*Required work*.
Retype the records character for character, from the first line through the line that contains "x-tick-label: 6月 <box>470 465 495 483</box>", including that line.
>> begin
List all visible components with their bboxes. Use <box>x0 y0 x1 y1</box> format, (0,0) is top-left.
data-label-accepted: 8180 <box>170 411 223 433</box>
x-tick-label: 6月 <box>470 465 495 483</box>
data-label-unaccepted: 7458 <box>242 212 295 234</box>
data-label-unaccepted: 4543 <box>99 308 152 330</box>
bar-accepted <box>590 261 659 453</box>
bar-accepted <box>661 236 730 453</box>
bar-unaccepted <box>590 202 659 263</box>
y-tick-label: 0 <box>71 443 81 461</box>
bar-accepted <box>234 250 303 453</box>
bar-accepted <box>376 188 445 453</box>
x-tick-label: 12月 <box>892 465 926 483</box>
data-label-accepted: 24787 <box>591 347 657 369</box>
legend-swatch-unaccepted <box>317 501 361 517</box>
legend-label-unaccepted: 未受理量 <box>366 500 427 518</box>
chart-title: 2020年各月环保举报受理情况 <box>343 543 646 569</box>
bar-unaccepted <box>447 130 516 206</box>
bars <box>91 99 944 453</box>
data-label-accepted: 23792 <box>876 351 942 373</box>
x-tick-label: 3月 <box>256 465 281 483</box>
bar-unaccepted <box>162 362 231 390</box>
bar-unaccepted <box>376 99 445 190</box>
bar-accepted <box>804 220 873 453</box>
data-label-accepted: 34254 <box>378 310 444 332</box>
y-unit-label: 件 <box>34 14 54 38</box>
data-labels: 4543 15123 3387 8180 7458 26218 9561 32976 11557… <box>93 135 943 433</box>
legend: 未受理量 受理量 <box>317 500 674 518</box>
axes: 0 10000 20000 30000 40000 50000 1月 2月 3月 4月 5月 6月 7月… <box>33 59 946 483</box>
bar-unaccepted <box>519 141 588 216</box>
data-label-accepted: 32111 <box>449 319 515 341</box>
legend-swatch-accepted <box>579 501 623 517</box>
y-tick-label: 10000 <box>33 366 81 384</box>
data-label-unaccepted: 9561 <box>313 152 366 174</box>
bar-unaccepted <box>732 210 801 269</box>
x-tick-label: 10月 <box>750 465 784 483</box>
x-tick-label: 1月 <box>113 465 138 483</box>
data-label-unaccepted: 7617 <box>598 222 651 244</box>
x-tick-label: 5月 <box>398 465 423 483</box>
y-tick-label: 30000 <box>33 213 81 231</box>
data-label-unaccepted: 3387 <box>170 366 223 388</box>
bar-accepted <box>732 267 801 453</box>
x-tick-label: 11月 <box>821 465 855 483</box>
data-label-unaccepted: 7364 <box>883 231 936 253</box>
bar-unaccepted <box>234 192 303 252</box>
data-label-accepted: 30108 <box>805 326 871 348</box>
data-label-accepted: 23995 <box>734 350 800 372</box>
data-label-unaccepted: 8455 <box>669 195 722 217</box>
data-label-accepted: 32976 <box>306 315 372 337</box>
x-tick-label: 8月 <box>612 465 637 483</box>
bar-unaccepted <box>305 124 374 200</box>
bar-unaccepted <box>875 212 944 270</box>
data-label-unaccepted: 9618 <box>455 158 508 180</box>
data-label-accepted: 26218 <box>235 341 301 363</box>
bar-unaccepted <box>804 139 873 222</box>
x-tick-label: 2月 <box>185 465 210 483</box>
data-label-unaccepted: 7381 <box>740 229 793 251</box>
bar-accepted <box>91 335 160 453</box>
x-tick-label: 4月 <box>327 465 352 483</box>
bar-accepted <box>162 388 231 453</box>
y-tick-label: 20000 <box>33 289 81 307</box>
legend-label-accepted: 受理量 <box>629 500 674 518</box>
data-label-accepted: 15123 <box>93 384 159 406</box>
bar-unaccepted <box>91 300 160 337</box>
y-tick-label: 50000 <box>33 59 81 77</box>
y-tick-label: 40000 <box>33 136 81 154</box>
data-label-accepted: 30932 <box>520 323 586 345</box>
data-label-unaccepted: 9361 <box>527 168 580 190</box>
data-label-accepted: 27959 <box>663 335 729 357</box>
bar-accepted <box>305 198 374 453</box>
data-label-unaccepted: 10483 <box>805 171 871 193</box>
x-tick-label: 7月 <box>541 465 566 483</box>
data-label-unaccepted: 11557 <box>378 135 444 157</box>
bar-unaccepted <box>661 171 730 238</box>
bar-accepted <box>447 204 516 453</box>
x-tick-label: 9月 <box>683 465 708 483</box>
>> end
*Solved exercise*.
List all visible components with their bboxes. Use <box>x0 y0 x1 y1</box> format, (0,0) is top-left.
data-label-accepted: 8180 <box>170 411 223 433</box>
x-tick-label: 6月 <box>470 465 495 483</box>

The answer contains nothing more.